- [DO THIS] Which lines of the records contain "奥术伤害"? Collect every one of them.

- [MATERIAL]
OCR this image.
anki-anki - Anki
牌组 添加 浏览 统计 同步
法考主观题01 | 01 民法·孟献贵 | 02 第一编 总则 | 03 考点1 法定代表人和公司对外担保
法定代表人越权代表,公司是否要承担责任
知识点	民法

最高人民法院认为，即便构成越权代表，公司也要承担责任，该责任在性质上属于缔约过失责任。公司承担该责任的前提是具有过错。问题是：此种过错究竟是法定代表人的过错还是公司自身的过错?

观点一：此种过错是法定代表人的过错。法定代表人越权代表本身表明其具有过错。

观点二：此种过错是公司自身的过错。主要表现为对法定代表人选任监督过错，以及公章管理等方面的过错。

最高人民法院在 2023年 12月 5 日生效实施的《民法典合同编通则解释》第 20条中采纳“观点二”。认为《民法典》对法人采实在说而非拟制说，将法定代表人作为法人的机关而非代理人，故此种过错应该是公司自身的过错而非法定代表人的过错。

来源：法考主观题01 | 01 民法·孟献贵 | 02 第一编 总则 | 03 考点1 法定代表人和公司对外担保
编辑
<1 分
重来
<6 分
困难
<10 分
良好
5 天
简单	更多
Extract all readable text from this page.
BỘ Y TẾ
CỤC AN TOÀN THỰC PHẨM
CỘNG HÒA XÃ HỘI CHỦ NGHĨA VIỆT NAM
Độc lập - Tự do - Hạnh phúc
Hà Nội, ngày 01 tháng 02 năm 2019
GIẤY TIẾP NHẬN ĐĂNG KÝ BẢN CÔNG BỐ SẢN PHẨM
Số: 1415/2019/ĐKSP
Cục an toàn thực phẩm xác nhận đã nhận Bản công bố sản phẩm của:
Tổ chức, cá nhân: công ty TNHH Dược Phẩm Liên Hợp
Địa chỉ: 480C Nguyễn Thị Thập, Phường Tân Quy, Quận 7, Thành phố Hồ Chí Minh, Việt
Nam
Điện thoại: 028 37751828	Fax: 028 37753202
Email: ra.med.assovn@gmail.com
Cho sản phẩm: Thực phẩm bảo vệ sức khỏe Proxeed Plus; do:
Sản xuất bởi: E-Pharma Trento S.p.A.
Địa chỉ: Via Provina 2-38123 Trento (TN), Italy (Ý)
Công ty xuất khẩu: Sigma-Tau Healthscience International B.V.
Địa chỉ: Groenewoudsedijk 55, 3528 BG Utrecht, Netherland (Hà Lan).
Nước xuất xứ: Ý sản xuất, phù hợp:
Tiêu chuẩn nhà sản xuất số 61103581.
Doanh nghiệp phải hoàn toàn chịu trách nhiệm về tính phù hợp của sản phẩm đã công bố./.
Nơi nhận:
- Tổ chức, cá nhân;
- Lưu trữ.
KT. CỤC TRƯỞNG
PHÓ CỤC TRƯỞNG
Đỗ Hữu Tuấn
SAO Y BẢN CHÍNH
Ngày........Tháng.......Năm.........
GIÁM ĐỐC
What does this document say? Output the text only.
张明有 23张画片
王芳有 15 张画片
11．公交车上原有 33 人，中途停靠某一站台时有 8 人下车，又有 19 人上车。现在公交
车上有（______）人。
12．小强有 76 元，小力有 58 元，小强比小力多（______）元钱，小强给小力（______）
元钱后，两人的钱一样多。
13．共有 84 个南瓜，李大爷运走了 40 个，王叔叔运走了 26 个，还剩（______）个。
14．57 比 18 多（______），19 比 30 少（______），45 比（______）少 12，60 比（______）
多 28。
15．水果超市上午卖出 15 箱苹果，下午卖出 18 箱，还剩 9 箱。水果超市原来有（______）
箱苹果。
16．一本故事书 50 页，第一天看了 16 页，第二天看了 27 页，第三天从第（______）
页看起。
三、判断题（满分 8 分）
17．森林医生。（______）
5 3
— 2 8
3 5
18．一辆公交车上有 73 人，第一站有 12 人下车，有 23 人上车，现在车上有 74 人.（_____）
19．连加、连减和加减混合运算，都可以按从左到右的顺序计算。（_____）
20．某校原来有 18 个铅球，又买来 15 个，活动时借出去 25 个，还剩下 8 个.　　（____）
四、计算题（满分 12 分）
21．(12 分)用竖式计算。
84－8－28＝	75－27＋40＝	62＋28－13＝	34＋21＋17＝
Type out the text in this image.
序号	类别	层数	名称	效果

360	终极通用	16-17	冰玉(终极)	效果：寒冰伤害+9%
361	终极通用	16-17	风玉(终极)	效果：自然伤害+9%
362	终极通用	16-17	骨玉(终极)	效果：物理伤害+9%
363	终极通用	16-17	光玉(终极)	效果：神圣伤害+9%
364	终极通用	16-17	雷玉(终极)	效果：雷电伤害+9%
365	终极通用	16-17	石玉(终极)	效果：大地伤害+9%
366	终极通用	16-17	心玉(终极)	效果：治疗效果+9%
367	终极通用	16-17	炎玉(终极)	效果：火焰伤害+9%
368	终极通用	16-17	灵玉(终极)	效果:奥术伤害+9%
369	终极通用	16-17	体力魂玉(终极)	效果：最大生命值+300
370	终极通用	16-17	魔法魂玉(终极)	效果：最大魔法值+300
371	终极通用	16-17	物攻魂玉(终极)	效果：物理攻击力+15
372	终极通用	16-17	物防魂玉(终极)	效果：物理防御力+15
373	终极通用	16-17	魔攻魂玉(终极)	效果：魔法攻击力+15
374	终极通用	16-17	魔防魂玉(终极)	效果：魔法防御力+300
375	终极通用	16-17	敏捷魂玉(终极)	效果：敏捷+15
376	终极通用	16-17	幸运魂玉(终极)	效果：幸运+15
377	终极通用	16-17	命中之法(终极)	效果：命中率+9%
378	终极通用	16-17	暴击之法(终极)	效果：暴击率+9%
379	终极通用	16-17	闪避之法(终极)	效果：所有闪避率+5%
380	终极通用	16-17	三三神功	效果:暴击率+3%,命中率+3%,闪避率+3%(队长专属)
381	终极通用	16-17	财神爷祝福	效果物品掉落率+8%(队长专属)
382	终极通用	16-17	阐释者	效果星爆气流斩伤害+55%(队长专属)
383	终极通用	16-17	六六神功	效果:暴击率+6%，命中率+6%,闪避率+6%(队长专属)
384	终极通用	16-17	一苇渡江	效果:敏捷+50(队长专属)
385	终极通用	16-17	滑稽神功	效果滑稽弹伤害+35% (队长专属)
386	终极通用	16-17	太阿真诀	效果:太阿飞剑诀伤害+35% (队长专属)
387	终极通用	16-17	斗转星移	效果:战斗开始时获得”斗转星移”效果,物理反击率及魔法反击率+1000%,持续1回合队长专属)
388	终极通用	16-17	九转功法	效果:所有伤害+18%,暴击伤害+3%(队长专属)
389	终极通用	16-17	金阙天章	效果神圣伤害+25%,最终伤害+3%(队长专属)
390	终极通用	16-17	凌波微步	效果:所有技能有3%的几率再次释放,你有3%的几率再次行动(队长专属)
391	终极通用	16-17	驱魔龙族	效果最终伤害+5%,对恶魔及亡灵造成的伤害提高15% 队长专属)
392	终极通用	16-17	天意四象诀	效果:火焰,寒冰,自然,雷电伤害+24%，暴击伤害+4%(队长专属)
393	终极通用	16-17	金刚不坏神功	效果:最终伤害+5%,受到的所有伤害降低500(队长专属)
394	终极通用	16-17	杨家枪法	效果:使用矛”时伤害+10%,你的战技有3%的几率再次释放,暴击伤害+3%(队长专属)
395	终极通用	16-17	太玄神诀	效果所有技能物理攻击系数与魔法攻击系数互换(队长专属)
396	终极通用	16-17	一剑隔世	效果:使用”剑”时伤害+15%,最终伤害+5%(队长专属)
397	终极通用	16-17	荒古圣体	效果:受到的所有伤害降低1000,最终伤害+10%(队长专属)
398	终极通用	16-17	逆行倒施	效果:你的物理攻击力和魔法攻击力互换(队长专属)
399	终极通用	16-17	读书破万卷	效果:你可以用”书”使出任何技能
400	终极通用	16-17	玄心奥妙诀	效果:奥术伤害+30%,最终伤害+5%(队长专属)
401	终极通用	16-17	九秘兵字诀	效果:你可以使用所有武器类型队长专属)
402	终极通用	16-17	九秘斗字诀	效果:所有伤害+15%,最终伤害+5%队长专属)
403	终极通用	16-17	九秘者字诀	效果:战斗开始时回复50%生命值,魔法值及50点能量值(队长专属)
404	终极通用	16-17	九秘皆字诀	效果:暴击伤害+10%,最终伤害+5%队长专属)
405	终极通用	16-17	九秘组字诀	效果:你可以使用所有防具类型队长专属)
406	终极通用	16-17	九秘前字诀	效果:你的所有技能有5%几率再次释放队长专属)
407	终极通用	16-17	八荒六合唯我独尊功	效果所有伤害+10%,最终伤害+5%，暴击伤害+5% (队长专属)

- [SOLUTION FOR THIS TASK]
368	终极通用	16-17	灵玉(终极)	效果:奥术伤害+9%
400	终极通用	16-17	玄心奥妙诀	效果:奥术伤害+30%,最终伤害+5%(队长专属)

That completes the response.